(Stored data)
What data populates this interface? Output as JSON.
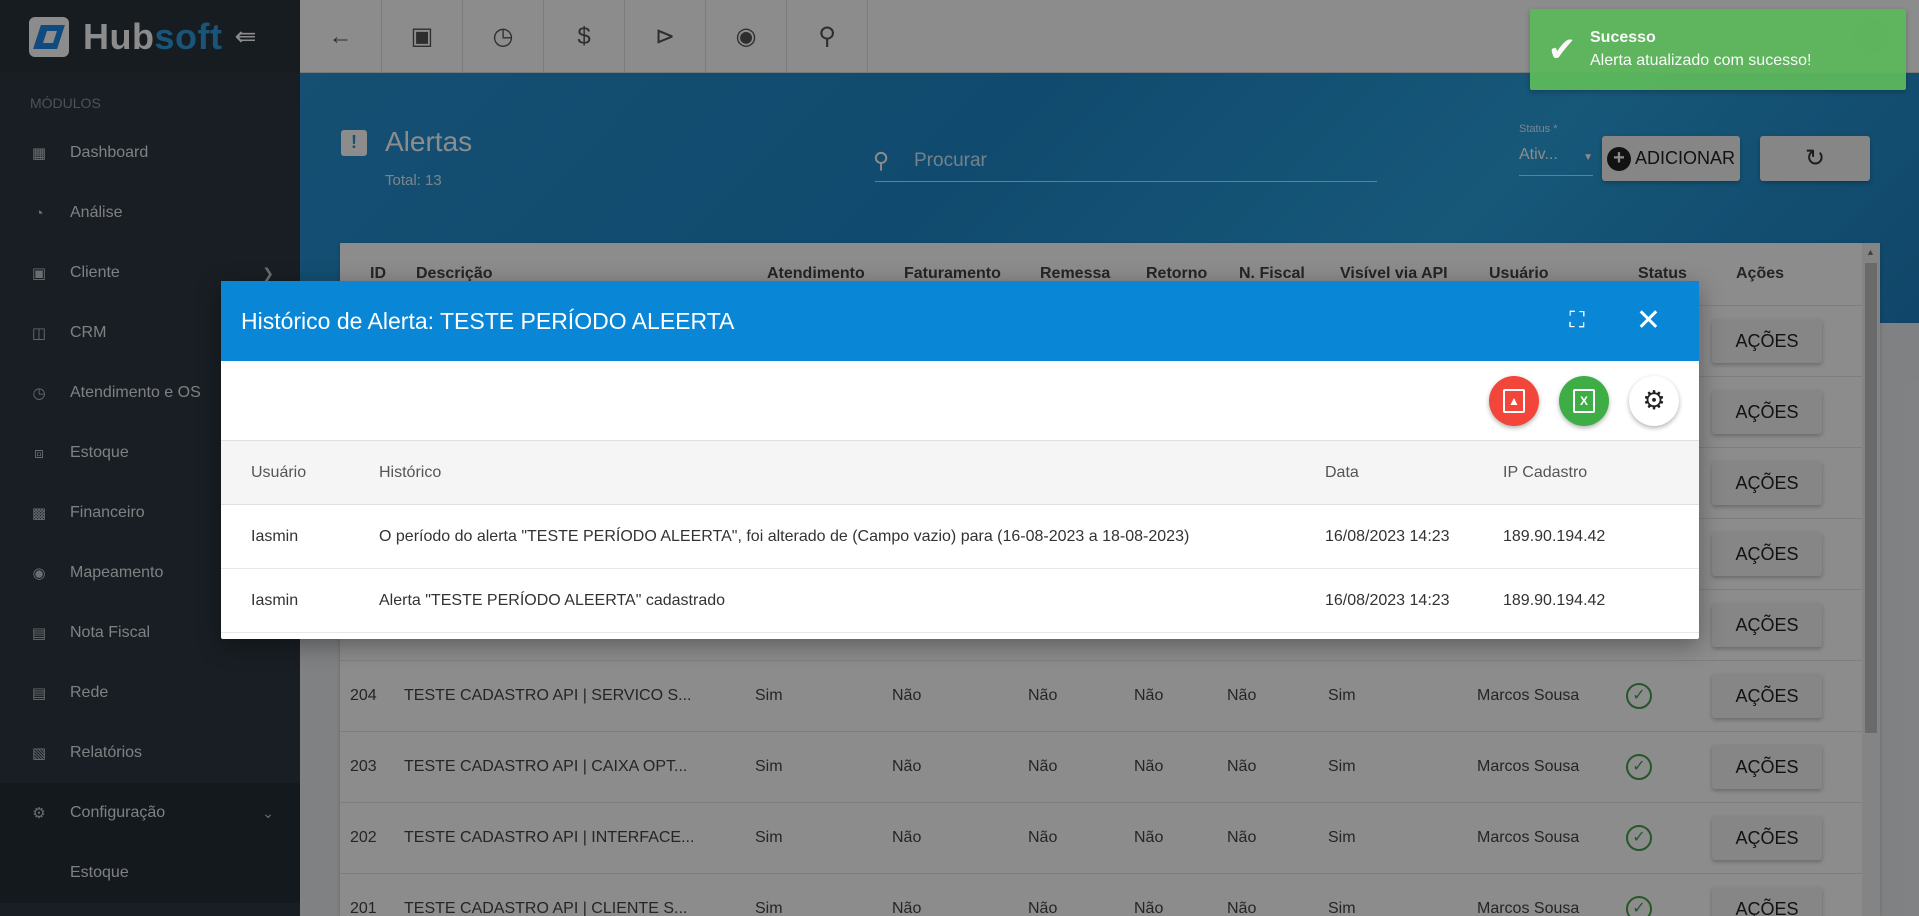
{
  "app": {
    "logo_hub": "Hub",
    "logo_soft": "soft"
  },
  "sidebar": {
    "section_label": "MÓDULOS",
    "items": [
      {
        "label": "Dashboard",
        "icon": "grid-icon"
      },
      {
        "label": "Análise",
        "icon": "pie-chart-icon"
      },
      {
        "label": "Cliente",
        "icon": "contact-card-icon"
      },
      {
        "label": "CRM",
        "icon": "board-icon"
      },
      {
        "label": "Atendimento e OS",
        "icon": "calendar-clock-icon"
      },
      {
        "label": "Estoque",
        "icon": "box-icon"
      },
      {
        "label": "Financeiro",
        "icon": "money-icon"
      },
      {
        "label": "Mapeamento",
        "icon": "map-pin-icon"
      },
      {
        "label": "Nota Fiscal",
        "icon": "document-list-icon"
      },
      {
        "label": "Rede",
        "icon": "server-icon"
      },
      {
        "label": "Relatórios",
        "icon": "report-icon"
      },
      {
        "label": "Configuração",
        "icon": "gear-icon"
      }
    ],
    "sub_items": [
      {
        "label": "Estoque"
      }
    ]
  },
  "header": {
    "title": "Alertas",
    "total": "Total: 13",
    "search_placeholder": "Procurar",
    "status_label": "Status *",
    "status_value": "Ativ...",
    "add_label": "ADICIONAR"
  },
  "table": {
    "columns": [
      "ID",
      "Descrição",
      "Atendimento",
      "Faturamento",
      "Remessa",
      "Retorno",
      "N. Fiscal",
      "Visível via API",
      "Usuário",
      "Status",
      "Ações"
    ],
    "action_label": "AÇÕES",
    "rows": [
      {
        "id": "",
        "desc": "",
        "atend": "",
        "fat": "",
        "rem": "",
        "ret": "",
        "nf": "",
        "api": "",
        "user": ""
      },
      {
        "id": "",
        "desc": "",
        "atend": "",
        "fat": "",
        "rem": "",
        "ret": "",
        "nf": "",
        "api": "",
        "user": ""
      },
      {
        "id": "",
        "desc": "",
        "atend": "",
        "fat": "",
        "rem": "",
        "ret": "",
        "nf": "",
        "api": "",
        "user": ""
      },
      {
        "id": "",
        "desc": "",
        "atend": "",
        "fat": "",
        "rem": "",
        "ret": "",
        "nf": "",
        "api": "",
        "user": ""
      },
      {
        "id": "",
        "desc": "",
        "atend": "",
        "fat": "",
        "rem": "",
        "ret": "",
        "nf": "",
        "api": "",
        "user": ""
      },
      {
        "id": "204",
        "desc": "TESTE CADASTRO API | SERVICO S...",
        "atend": "Sim",
        "fat": "Não",
        "rem": "Não",
        "ret": "Não",
        "nf": "Não",
        "api": "Sim",
        "user": "Marcos Sousa"
      },
      {
        "id": "203",
        "desc": "TESTE CADASTRO API | CAIXA OPT...",
        "atend": "Sim",
        "fat": "Não",
        "rem": "Não",
        "ret": "Não",
        "nf": "Não",
        "api": "Sim",
        "user": "Marcos Sousa"
      },
      {
        "id": "202",
        "desc": "TESTE CADASTRO API | INTERFACE...",
        "atend": "Sim",
        "fat": "Não",
        "rem": "Não",
        "ret": "Não",
        "nf": "Não",
        "api": "Sim",
        "user": "Marcos Sousa"
      },
      {
        "id": "201",
        "desc": "TESTE CADASTRO API | CLIENTE S...",
        "atend": "Sim",
        "fat": "Não",
        "rem": "Não",
        "ret": "Não",
        "nf": "Não",
        "api": "Sim",
        "user": "Marcos Sousa"
      }
    ]
  },
  "dialog": {
    "title": "Histórico de Alerta: TESTE PERÍODO ALEERTA",
    "xls_glyph": "X",
    "columns": [
      "Usuário",
      "Histórico",
      "Data",
      "IP Cadastro"
    ],
    "rows": [
      {
        "user": "Iasmin",
        "hist": "O período do alerta \"TESTE PERÍODO ALEERTA\", foi alterado de (Campo vazio) para (16-08-2023 a 18-08-2023)",
        "data": "16/08/2023 14:23",
        "ip": "189.90.194.42"
      },
      {
        "user": "Iasmin",
        "hist": "Alerta \"TESTE PERÍODO ALEERTA\" cadastrado",
        "data": "16/08/2023 14:23",
        "ip": "189.90.194.42"
      }
    ]
  },
  "toast": {
    "title": "Sucesso",
    "message": "Alerta atualizado com sucesso!"
  },
  "colors": {
    "primary": "#0a86d6",
    "success": "#5cb85c",
    "sidebar": "#2d3741",
    "pdf": "#f2463b",
    "excel": "#3fad46"
  }
}
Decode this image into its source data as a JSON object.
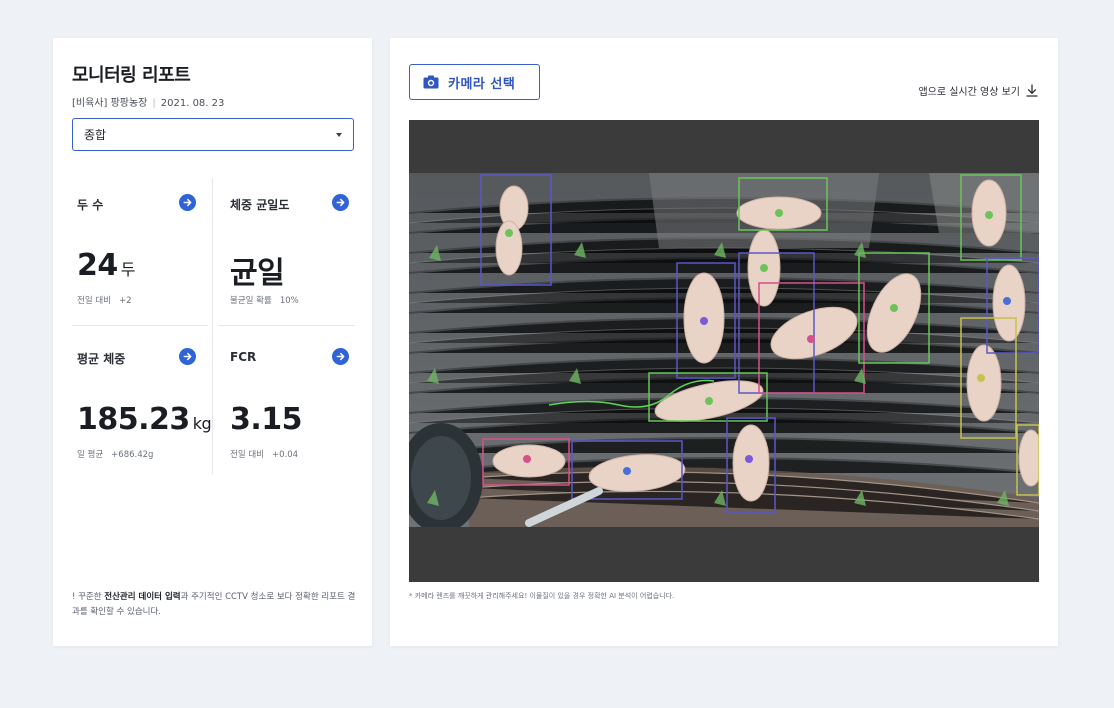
{
  "report": {
    "title": "모니터링 리포트",
    "farm": "[비육사] 팡팡농장",
    "date": "2021. 08. 23",
    "filter": {
      "selected": "종합"
    }
  },
  "metrics": [
    {
      "label": "두 수",
      "value": "24",
      "unit": "두",
      "sub_label": "전일 대비",
      "sub_delta": "+2"
    },
    {
      "label": "체중 균일도",
      "value": "균일",
      "unit": "",
      "sub_label": "불균일 확률",
      "sub_delta": "10%"
    },
    {
      "label": "평균 체중",
      "value": "185.23",
      "unit": "kg",
      "sub_label": "일 평균",
      "sub_delta": "+686.42g"
    },
    {
      "label": "FCR",
      "value": "3.15",
      "unit": "",
      "sub_label": "전일 대비",
      "sub_delta": "+0.04"
    }
  ],
  "footnote": {
    "prefix": "! 꾸준한 ",
    "bold": "전산관리 데이터 입력",
    "suffix": "과 주기적인 CCTV 청소로 보다 정확한 리포트 결과를 확인할 수 있습니다."
  },
  "camera": {
    "select_label": "카메라 선택",
    "app_link_label": "앱으로 실시간 영상 보기",
    "note": "* 카메라 렌즈를 깨끗하게 관리해주세요! 이물질이 있을 경우 정확한 AI 분석이 어렵습니다."
  },
  "icons": {
    "arrow": "arrow-right-icon",
    "camera": "camera-icon",
    "download": "download-icon",
    "dropdown": "chevron-down-icon"
  },
  "colors": {
    "accent": "#2f63d6",
    "border_accent": "#3a5fc8",
    "background": "#eef1f5"
  }
}
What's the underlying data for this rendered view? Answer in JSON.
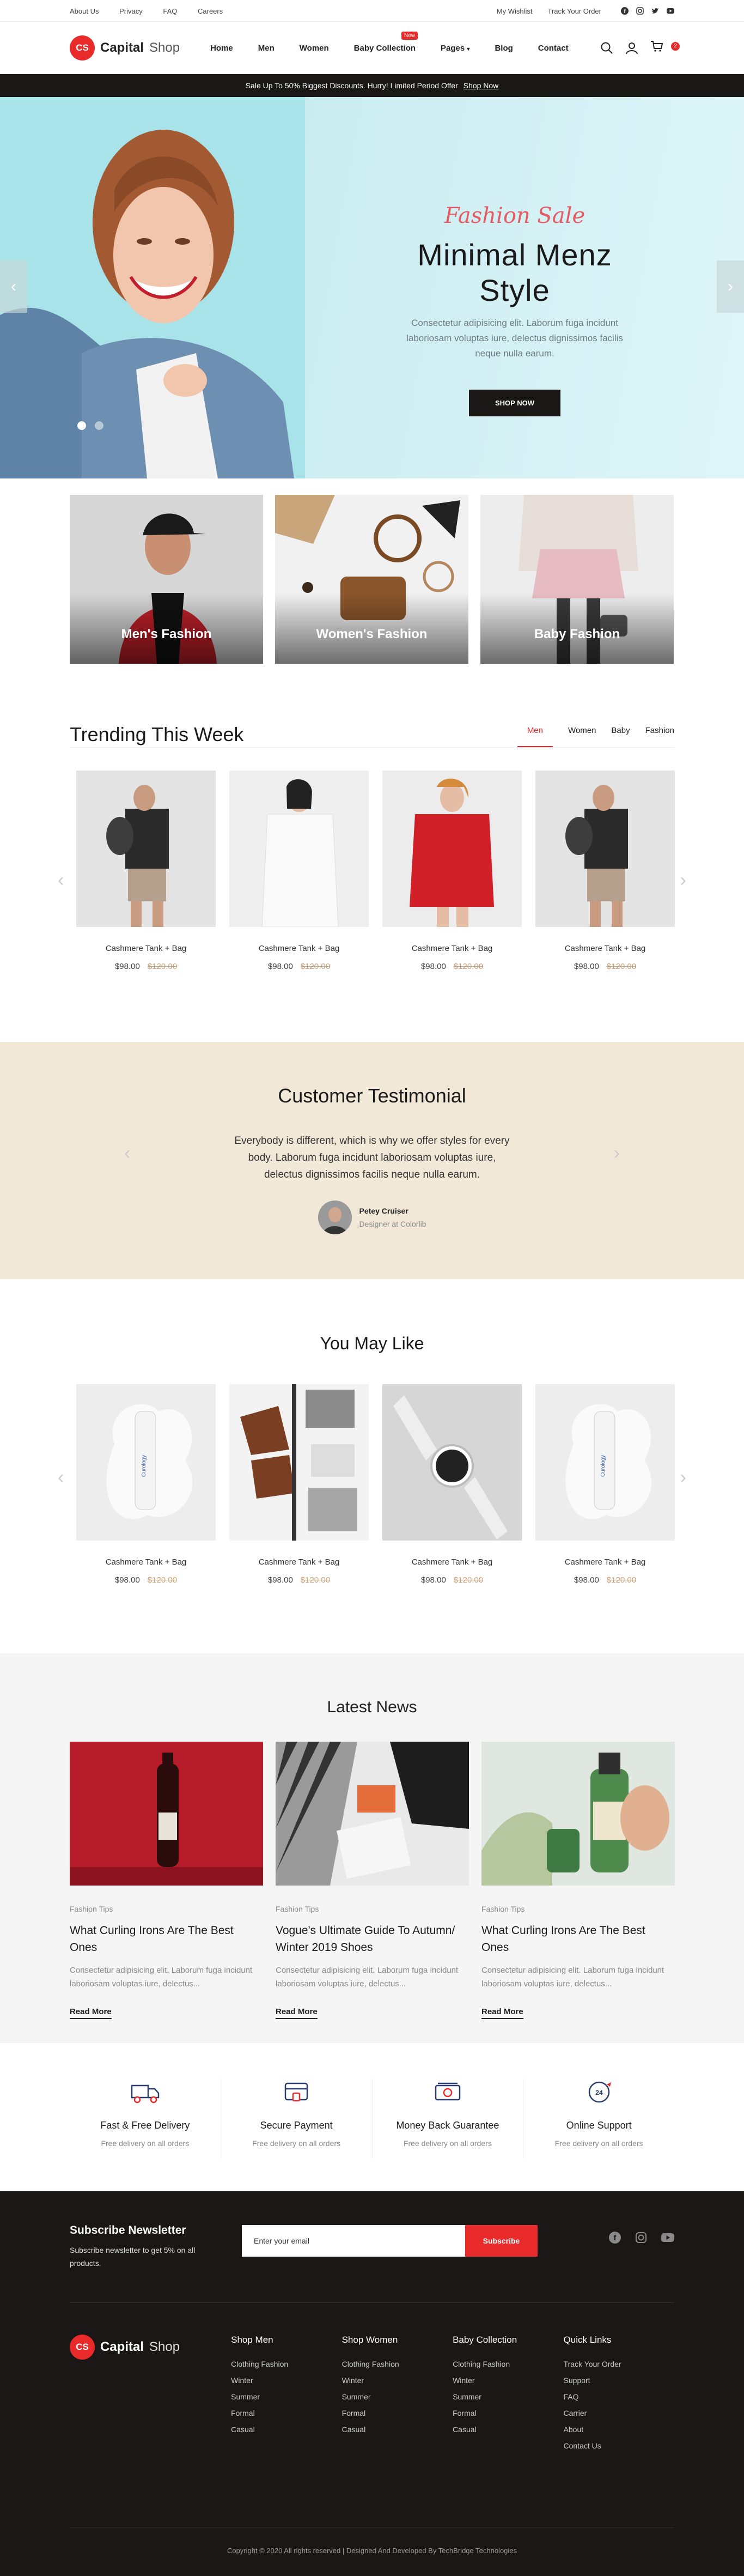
{
  "topbar": {
    "links": [
      "About Us",
      "Privacy",
      "FAQ",
      "Careers"
    ],
    "wishlist": "My Wishlist",
    "track": "Track Your Order"
  },
  "header": {
    "logo_bold": "Capital",
    "logo_thin": "Shop",
    "logo_mark": "CS",
    "nav": [
      "Home",
      "Men",
      "Women",
      "Baby Collection",
      "Pages",
      "Blog",
      "Contact"
    ],
    "new_badge": "New",
    "cart_count": "2"
  },
  "promo": {
    "text": "Sale Up To 50% Biggest Discounts. Hurry! Limited Period Offer",
    "link": "Shop Now"
  },
  "hero": {
    "kicker": "Fashion Sale",
    "title": "Minimal Menz Style",
    "text": "Consectetur adipisicing elit. Laborum fuga incidunt laboriosam voluptas iure, delectus dignissimos facilis neque nulla earum.",
    "button": "SHOP NOW"
  },
  "categories": [
    "Men's Fashion",
    "Women's Fashion",
    "Baby Fashion"
  ],
  "trending": {
    "title": "Trending This Week",
    "tabs": [
      "Men",
      "Women",
      "Baby",
      "Fashion"
    ],
    "products": [
      {
        "name": "Cashmere Tank + Bag",
        "price": "$98.00",
        "old": "$120.00"
      },
      {
        "name": "Cashmere Tank + Bag",
        "price": "$98.00",
        "old": "$120.00"
      },
      {
        "name": "Cashmere Tank + Bag",
        "price": "$98.00",
        "old": "$120.00"
      },
      {
        "name": "Cashmere Tank + Bag",
        "price": "$98.00",
        "old": "$120.00"
      }
    ]
  },
  "testimonial": {
    "title": "Customer Testimonial",
    "quote": "Everybody is different, which is why we offer styles for every body. Laborum fuga incidunt laboriosam voluptas iure, delectus dignissimos facilis neque nulla earum.",
    "name": "Petey Cruiser",
    "role": "Designer at Colorlib"
  },
  "may_like": {
    "title": "You May Like",
    "products": [
      {
        "name": "Cashmere Tank + Bag",
        "price": "$98.00",
        "old": "$120.00"
      },
      {
        "name": "Cashmere Tank + Bag",
        "price": "$98.00",
        "old": "$120.00"
      },
      {
        "name": "Cashmere Tank + Bag",
        "price": "$98.00",
        "old": "$120.00"
      },
      {
        "name": "Cashmere Tank + Bag",
        "price": "$98.00",
        "old": "$120.00"
      }
    ]
  },
  "news": {
    "title": "Latest News",
    "articles": [
      {
        "tag": "Fashion Tips",
        "title": "What Curling Irons Are The Best Ones",
        "text": "Consectetur adipisicing elit. Laborum fuga incidunt laboriosam voluptas iure, delectus...",
        "more": "Read More"
      },
      {
        "tag": "Fashion Tips",
        "title": "Vogue's Ultimate Guide To Autumn/ Winter 2019 Shoes",
        "text": "Consectetur adipisicing elit. Laborum fuga incidunt laboriosam voluptas iure, delectus...",
        "more": "Read More"
      },
      {
        "tag": "Fashion Tips",
        "title": "What Curling Irons Are The Best Ones",
        "text": "Consectetur adipisicing elit. Laborum fuga incidunt laboriosam voluptas iure, delectus...",
        "more": "Read More"
      }
    ]
  },
  "features": [
    {
      "title": "Fast & Free Delivery",
      "sub": "Free delivery on all orders",
      "icon": "truck-icon"
    },
    {
      "title": "Secure Payment",
      "sub": "Free delivery on all orders",
      "icon": "card-icon"
    },
    {
      "title": "Money Back Guarantee",
      "sub": "Free delivery on all orders",
      "icon": "money-icon"
    },
    {
      "title": "Online Support",
      "sub": "Free delivery on all orders",
      "icon": "support-icon"
    }
  ],
  "footer": {
    "sub_title": "Subscribe Newsletter",
    "sub_text": "Subscribe newsletter to get 5% on all products.",
    "email_placeholder": "Enter your email",
    "sub_button": "Subscribe",
    "cols": [
      {
        "title": "Shop Men",
        "items": [
          "Clothing Fashion",
          "Winter",
          "Summer",
          "Formal",
          "Casual"
        ]
      },
      {
        "title": "Shop Women",
        "items": [
          "Clothing Fashion",
          "Winter",
          "Summer",
          "Formal",
          "Casual"
        ]
      },
      {
        "title": "Baby Collection",
        "items": [
          "Clothing Fashion",
          "Winter",
          "Summer",
          "Formal",
          "Casual"
        ]
      },
      {
        "title": "Quick Links",
        "items": [
          "Track Your Order",
          "Support",
          "FAQ",
          "Carrier",
          "About",
          "Contact Us"
        ]
      }
    ],
    "copyright": "Copyright © 2020 All rights reserved | Designed And Developed By TechBridge Technologies"
  },
  "colors": {
    "accent": "#e82a2a",
    "dark": "#1b1717",
    "hero_bg": "#cbedf1",
    "testimonial_bg": "#f2e8d7",
    "news_bg": "#f5f5f5"
  }
}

Exercise instructions = Search the data above for lines holding "Sale" and copy each of them.

Expected answer =
    "text": "Sale Up To 50% Biggest Discounts. Hurry! Limited Period Offer",
    "kicker": "Fashion Sale",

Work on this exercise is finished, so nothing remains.